------ Input records ------

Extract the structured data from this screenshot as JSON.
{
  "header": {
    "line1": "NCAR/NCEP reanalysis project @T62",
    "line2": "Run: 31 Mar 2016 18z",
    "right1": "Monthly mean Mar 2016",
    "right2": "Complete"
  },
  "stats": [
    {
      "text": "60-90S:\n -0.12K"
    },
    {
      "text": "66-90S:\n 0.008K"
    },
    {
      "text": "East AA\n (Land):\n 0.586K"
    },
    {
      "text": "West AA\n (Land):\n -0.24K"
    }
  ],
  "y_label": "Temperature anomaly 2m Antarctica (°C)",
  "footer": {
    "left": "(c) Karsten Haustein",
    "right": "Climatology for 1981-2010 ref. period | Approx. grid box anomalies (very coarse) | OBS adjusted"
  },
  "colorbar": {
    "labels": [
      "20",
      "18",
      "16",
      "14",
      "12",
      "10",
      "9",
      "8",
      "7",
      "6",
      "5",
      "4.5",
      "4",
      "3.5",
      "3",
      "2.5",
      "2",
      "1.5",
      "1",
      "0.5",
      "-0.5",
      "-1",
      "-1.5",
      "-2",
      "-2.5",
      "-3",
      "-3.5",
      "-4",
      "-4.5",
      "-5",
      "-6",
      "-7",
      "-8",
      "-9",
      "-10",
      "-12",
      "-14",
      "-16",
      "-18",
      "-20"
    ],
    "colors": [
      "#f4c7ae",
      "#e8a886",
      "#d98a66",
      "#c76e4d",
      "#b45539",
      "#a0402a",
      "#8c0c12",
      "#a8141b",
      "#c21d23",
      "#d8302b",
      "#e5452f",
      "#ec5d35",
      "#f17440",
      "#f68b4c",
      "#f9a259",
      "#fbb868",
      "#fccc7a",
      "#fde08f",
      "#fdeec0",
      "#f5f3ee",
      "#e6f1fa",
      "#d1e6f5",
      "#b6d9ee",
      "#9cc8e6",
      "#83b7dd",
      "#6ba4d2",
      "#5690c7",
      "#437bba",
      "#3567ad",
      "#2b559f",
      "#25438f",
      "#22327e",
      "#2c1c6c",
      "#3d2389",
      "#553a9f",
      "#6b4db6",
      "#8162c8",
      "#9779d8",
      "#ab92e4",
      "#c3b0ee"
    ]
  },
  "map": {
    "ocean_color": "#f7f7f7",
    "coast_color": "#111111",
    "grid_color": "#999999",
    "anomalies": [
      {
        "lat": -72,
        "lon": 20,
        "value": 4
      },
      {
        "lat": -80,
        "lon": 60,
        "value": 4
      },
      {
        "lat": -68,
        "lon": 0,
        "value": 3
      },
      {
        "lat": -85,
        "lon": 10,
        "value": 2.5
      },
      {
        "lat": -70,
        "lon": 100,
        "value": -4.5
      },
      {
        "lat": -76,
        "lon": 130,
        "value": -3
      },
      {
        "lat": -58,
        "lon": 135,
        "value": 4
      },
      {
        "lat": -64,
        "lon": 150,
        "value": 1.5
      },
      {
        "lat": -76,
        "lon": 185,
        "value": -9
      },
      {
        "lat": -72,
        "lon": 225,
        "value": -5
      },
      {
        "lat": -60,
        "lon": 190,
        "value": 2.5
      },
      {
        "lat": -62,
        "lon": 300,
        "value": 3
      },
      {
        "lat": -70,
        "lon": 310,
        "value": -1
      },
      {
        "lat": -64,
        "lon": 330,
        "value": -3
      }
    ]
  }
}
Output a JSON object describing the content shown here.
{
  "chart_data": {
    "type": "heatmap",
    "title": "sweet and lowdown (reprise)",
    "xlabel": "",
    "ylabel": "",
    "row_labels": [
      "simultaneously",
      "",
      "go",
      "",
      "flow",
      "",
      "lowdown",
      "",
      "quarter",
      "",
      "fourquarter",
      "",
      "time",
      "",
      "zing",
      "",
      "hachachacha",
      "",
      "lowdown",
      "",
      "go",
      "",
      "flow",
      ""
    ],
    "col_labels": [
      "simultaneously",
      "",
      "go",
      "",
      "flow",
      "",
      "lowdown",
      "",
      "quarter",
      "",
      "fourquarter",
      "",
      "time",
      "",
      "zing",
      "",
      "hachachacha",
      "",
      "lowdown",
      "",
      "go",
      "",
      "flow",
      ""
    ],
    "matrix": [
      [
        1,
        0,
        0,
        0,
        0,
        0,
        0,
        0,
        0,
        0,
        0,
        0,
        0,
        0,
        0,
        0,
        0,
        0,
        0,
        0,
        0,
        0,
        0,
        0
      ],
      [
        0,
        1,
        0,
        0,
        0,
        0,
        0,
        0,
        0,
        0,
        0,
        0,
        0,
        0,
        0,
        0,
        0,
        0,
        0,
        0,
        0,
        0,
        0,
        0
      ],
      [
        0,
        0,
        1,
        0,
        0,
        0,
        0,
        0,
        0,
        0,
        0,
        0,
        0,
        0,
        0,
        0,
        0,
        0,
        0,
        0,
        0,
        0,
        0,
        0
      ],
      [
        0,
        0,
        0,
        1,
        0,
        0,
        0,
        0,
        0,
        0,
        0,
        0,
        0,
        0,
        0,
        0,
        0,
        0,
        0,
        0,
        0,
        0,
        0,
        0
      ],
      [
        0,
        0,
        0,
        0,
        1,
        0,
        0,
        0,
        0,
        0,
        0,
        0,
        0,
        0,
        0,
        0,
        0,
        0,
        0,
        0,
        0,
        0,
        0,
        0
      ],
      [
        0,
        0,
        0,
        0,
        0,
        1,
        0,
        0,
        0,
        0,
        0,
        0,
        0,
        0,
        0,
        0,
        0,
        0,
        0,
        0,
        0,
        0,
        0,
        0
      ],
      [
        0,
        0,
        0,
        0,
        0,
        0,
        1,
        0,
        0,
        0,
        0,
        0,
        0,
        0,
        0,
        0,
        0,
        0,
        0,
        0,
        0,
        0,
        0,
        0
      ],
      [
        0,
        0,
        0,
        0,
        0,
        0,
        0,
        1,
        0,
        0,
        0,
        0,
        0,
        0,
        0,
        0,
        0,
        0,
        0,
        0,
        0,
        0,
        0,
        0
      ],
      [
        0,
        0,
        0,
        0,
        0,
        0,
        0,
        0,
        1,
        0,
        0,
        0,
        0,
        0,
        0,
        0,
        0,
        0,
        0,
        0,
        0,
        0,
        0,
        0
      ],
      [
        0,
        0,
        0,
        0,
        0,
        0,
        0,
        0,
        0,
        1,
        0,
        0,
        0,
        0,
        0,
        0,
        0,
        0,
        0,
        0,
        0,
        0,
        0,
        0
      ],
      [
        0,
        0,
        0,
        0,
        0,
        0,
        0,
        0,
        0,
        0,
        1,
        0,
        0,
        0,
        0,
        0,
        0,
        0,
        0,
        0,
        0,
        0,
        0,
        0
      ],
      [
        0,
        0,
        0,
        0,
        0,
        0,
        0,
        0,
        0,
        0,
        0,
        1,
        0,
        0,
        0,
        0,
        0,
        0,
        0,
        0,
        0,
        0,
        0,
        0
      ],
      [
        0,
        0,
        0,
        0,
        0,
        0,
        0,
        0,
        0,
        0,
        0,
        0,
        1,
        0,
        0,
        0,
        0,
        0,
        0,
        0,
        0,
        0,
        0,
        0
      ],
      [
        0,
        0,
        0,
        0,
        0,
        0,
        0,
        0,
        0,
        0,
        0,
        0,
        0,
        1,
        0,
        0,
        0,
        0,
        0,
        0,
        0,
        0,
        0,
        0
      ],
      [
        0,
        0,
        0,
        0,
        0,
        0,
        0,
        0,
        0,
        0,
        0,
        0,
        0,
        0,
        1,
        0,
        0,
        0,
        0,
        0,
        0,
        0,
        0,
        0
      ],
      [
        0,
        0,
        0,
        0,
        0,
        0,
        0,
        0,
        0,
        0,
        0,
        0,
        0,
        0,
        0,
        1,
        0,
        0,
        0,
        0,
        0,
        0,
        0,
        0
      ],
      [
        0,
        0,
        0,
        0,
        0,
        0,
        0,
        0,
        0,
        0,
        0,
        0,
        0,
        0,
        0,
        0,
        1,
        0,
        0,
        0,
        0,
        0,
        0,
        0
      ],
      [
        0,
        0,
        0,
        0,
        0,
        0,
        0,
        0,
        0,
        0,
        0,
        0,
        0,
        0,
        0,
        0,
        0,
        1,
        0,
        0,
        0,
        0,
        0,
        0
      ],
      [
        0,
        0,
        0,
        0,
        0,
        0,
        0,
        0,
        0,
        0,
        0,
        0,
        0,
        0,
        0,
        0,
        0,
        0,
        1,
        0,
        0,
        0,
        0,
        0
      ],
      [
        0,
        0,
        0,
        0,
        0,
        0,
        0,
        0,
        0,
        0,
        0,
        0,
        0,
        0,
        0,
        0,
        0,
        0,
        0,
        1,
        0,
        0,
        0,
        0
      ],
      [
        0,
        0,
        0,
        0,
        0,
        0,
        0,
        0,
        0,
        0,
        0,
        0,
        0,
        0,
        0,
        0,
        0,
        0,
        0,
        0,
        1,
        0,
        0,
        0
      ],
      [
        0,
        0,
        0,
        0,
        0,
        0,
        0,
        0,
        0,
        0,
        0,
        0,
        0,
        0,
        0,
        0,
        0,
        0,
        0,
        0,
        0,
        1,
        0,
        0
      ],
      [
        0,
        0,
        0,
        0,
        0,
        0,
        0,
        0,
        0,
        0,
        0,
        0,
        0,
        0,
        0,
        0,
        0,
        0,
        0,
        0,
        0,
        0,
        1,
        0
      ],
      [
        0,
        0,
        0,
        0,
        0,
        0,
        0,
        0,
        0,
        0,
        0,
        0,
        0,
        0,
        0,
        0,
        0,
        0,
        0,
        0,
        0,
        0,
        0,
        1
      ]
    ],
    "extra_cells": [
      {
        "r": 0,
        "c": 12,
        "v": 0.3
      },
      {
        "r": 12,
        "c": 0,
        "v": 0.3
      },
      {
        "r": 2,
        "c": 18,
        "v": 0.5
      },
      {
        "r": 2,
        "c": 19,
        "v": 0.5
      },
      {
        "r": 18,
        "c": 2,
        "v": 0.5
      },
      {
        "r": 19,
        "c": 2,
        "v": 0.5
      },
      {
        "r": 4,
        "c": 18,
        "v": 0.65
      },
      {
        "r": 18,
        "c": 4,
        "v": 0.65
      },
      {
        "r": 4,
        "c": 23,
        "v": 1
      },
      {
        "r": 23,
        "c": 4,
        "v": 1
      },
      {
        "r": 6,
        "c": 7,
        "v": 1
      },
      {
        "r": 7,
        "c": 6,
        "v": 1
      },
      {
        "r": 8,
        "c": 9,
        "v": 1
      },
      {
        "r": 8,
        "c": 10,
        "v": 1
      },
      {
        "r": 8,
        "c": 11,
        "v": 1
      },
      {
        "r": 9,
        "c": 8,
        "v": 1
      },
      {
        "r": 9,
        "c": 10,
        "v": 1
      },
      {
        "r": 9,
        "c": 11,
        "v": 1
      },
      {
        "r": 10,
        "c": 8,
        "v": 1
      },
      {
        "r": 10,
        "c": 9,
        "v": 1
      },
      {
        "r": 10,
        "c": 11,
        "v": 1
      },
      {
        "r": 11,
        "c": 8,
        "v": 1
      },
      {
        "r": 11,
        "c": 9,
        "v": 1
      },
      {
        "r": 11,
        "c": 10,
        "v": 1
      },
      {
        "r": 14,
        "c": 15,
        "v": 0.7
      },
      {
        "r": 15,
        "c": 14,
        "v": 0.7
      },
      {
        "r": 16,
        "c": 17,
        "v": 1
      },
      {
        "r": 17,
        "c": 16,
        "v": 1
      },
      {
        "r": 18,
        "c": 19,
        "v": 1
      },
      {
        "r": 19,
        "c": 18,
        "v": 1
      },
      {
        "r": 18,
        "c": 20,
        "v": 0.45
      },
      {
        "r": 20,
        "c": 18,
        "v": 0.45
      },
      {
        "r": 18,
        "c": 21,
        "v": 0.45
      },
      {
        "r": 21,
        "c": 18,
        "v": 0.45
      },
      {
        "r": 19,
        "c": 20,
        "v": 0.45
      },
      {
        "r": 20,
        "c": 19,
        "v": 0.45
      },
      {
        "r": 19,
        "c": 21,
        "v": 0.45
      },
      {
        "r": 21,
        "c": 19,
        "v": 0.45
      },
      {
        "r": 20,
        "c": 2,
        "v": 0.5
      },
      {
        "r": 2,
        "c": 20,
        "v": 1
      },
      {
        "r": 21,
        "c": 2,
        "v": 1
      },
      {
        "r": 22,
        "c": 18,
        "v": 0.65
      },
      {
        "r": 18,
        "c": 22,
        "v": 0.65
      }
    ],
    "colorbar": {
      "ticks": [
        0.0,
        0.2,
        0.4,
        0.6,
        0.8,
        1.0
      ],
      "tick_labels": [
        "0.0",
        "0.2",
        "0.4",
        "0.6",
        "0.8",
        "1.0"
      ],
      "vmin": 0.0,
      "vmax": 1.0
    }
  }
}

------

List all lines in the material containing the string "text".

      "text": "60-90S:\n -0.12K"
      "text": "66-90S:\n 0.008K"
      "text": "East AA\n (Land):\n 0.586K"
      "text": "West AA\n (Land):\n -0.24K"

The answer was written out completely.